INSTRUCTION: Pull every line that holds the word "ending" from the entries.
--- Start of GIVEN RECORDS ---
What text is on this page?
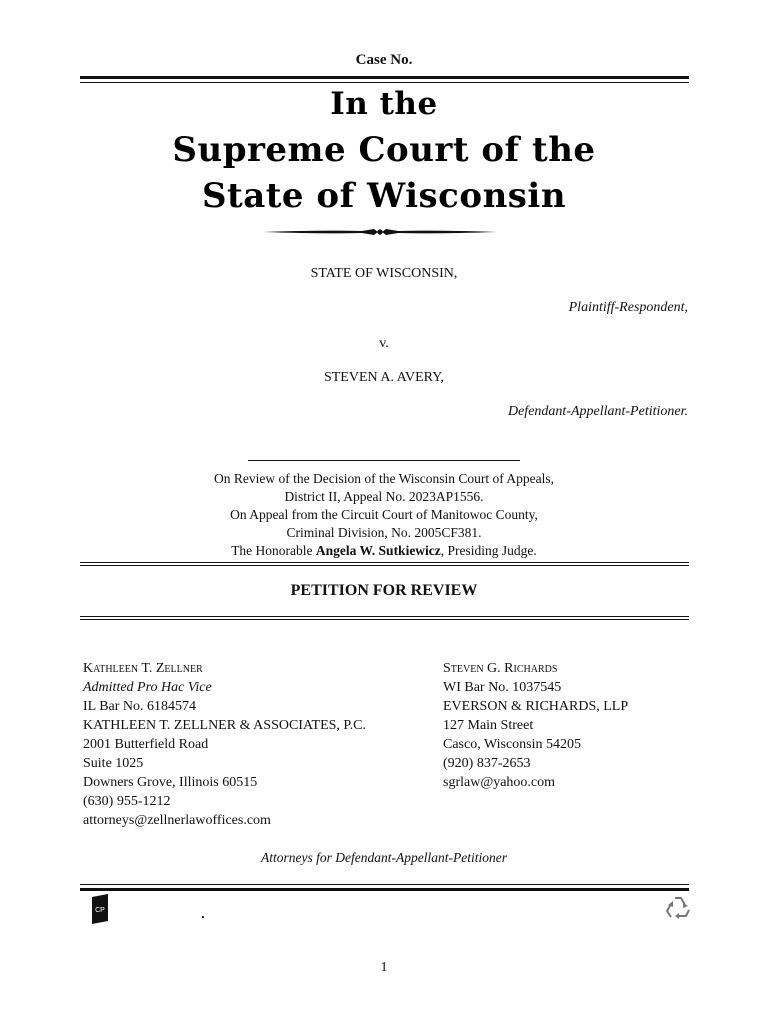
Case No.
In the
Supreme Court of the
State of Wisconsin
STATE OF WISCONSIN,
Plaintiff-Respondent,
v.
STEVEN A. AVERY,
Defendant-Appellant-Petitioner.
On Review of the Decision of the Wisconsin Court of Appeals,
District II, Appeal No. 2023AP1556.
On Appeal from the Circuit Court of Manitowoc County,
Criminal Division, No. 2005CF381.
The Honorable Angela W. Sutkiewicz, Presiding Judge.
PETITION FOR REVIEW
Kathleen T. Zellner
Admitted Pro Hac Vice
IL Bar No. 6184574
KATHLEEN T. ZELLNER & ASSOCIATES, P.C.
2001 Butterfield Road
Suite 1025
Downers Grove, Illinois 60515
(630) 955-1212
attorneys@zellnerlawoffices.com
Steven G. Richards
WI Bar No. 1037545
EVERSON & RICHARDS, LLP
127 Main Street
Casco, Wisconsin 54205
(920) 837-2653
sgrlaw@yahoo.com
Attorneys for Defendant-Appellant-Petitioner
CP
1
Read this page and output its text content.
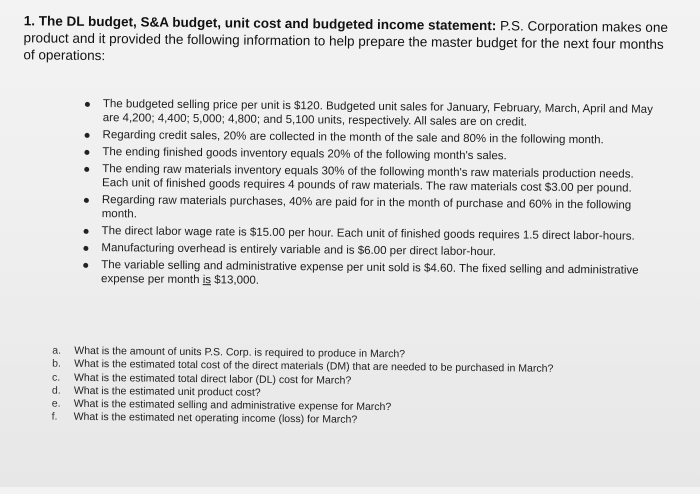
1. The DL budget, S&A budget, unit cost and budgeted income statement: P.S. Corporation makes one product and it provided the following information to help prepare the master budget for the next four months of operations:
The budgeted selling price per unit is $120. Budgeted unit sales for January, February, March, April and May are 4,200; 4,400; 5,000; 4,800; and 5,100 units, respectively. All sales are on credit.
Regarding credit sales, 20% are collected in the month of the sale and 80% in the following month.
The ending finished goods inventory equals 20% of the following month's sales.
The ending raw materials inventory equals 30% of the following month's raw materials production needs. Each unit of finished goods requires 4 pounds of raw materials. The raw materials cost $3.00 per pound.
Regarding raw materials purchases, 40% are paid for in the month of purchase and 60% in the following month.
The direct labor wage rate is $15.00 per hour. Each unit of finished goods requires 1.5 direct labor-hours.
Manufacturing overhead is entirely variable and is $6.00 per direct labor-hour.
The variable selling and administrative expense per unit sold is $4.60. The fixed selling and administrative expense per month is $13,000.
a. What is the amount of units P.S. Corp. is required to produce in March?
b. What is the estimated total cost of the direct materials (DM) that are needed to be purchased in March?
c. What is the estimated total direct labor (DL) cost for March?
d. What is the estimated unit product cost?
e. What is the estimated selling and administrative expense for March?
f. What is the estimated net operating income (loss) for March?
--- End of GIVEN RECORDS ---
TASK SOLUTION:
The ending finished goods inventory equals 20% of the following month's sales.
The ending raw materials inventory equals 30% of the following month's raw materials production needs. Each unit of finished goods requires 4 pounds of raw materials. The raw materials cost $3.00 per pound.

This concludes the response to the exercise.